▶ _ENTRIES SHOWN_

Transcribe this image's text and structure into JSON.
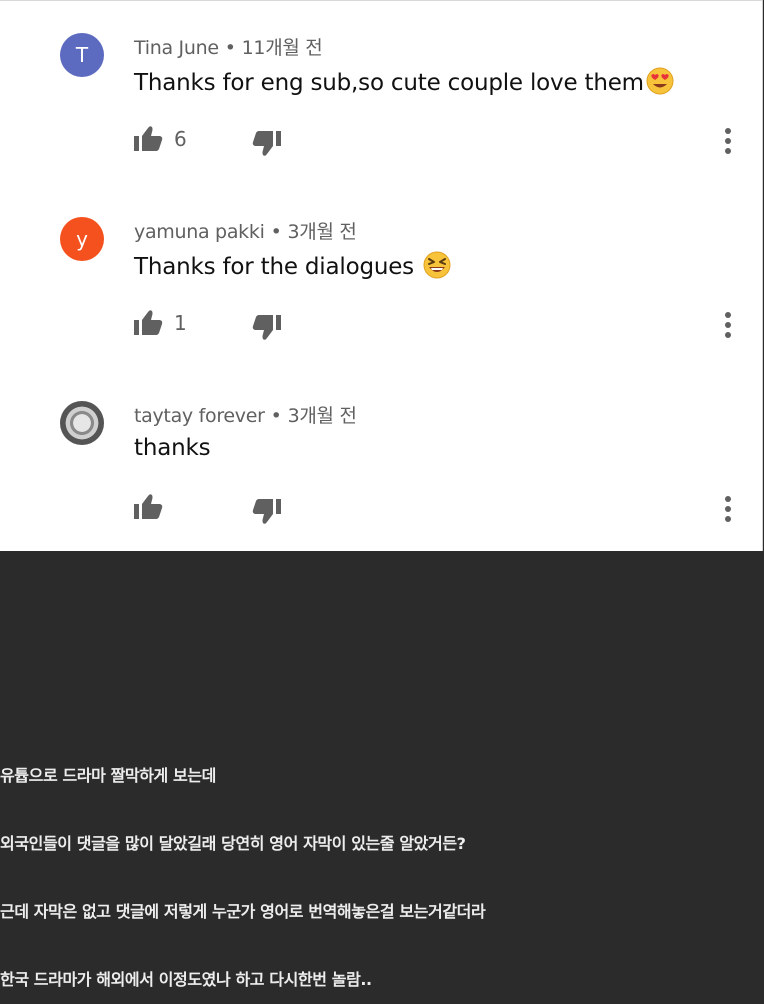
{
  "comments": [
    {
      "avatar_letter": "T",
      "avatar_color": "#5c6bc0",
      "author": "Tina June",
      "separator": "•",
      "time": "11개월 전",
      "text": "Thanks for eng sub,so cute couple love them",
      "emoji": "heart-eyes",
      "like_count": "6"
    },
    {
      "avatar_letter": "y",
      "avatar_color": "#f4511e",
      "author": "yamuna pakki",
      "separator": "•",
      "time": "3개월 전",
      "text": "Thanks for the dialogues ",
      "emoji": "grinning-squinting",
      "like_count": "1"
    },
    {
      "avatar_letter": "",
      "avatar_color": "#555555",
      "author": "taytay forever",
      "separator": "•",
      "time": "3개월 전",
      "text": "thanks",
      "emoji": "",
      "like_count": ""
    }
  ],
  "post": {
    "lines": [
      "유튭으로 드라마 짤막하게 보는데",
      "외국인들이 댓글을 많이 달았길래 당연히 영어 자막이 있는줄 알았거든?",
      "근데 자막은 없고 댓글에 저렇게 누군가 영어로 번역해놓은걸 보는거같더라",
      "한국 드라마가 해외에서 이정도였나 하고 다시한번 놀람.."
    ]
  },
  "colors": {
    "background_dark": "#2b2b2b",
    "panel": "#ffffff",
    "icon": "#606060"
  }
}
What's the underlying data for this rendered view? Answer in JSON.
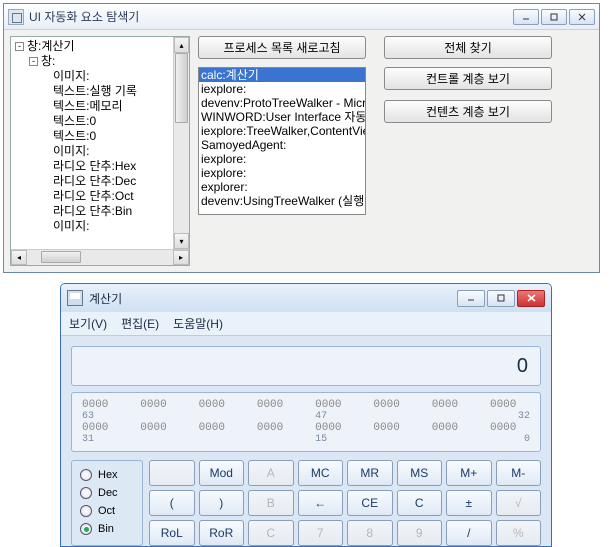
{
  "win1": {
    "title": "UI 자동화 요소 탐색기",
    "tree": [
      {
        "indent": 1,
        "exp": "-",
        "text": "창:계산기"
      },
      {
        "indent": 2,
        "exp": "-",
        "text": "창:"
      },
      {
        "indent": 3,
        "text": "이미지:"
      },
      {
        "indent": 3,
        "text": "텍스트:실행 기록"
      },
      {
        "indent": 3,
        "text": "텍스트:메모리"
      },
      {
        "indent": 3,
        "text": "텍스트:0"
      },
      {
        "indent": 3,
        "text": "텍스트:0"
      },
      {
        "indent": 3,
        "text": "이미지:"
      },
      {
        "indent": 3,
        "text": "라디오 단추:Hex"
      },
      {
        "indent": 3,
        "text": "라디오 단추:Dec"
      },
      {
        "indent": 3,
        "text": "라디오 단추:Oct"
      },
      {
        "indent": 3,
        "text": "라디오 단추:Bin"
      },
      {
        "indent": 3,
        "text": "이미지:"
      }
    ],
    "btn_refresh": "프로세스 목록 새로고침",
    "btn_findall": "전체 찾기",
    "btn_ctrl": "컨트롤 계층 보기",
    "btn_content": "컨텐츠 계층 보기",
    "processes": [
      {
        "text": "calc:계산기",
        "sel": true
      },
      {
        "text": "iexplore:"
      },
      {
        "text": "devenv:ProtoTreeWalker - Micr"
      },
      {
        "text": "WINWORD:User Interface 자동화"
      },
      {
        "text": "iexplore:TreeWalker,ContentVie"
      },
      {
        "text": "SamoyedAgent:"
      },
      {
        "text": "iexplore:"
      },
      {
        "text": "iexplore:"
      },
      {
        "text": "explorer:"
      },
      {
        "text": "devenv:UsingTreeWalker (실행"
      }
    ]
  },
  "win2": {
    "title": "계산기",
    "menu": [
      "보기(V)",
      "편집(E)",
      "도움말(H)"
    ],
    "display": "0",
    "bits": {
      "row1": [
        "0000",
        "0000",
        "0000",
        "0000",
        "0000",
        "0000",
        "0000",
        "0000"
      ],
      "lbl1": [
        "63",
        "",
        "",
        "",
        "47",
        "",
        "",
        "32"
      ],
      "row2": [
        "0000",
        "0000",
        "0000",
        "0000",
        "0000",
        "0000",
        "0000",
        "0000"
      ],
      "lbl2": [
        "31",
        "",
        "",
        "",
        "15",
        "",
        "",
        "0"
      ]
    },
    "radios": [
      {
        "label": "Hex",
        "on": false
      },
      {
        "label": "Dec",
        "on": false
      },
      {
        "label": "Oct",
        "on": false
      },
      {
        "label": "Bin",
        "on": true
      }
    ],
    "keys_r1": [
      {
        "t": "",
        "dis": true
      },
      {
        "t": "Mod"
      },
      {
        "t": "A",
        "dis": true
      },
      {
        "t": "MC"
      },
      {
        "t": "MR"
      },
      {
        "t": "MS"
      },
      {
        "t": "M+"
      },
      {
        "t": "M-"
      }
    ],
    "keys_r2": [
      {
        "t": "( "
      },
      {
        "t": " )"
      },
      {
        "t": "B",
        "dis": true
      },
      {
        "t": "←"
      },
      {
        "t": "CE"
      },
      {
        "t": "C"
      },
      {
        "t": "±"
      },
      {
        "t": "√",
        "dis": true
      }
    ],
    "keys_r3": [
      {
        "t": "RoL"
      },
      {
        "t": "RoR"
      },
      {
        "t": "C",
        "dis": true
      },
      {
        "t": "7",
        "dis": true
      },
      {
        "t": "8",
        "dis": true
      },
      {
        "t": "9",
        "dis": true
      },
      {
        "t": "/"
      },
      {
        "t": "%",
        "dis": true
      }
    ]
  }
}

▶ _WHAT YOU ARE ASKED TO DO_
Pull every line containing the word "author" out of the entries above.

▶ _RESULT OF THIS EXERCISE_
      "author": "Tina June",
      "author": "yamuna pakki",
      "author": "taytay forever",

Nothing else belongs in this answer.